Exactly as they appear, output all of the entries.

-- Start The records --

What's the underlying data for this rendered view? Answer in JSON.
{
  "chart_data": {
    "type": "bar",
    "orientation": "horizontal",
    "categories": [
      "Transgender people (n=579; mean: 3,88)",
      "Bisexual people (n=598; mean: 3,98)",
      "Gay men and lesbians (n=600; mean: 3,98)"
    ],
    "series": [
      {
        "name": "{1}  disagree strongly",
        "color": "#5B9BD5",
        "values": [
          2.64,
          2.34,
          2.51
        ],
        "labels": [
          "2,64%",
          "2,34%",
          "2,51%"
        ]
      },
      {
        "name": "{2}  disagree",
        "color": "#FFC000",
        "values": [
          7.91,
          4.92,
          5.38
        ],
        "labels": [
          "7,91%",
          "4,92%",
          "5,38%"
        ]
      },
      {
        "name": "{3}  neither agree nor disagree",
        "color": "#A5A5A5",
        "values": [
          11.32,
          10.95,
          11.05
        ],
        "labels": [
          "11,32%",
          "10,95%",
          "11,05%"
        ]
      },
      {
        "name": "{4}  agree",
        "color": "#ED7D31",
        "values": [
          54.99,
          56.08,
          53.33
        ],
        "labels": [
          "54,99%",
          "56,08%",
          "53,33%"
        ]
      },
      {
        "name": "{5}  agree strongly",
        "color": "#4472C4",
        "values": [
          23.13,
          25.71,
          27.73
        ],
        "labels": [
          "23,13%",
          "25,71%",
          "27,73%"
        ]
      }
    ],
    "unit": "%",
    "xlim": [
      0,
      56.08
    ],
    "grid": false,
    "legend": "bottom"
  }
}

-- End The records --

Output below:
What's the underlying data for this rendered view? Answer in JSON.
{
  "chart_data": {
    "type": "bar",
    "orientation": "horizontal",
    "categories": [
      "Transgender people (n=579; mean: 3,88)",
      "Bisexual people (n=598; mean: 3,98)",
      "Gay men and lesbians (n=600; mean: 3,98)"
    ],
    "series": [
      {
        "name": "{1}  disagree strongly",
        "color": "#5B9BD5",
        "values": [
          2.64,
          2.34,
          2.51
        ],
        "labels": [
          "2,64%",
          "2,34%",
          "2,51%"
        ]
      },
      {
        "name": "{2}  disagree",
        "color": "#FFC000",
        "values": [
          7.91,
          4.92,
          5.38
        ],
        "labels": [
          "7,91%",
          "4,92%",
          "5,38%"
        ]
      },
      {
        "name": "{3}  neither agree nor disagree",
        "color": "#A5A5A5",
        "values": [
          11.32,
          10.95,
          11.05
        ],
        "labels": [
          "11,32%",
          "10,95%",
          "11,05%"
        ]
      },
      {
        "name": "{4}  agree",
        "color": "#ED7D31",
        "values": [
          54.99,
          56.08,
          53.33
        ],
        "labels": [
          "54,99%",
          "56,08%",
          "53,33%"
        ]
      },
      {
        "name": "{5}  agree strongly",
        "color": "#4472C4",
        "values": [
          23.13,
          25.71,
          27.73
        ],
        "labels": [
          "23,13%",
          "25,71%",
          "27,73%"
        ]
      }
    ],
    "unit": "%",
    "xlim": [
      0,
      56.08
    ],
    "grid": false,
    "legend": "bottom"
  }
}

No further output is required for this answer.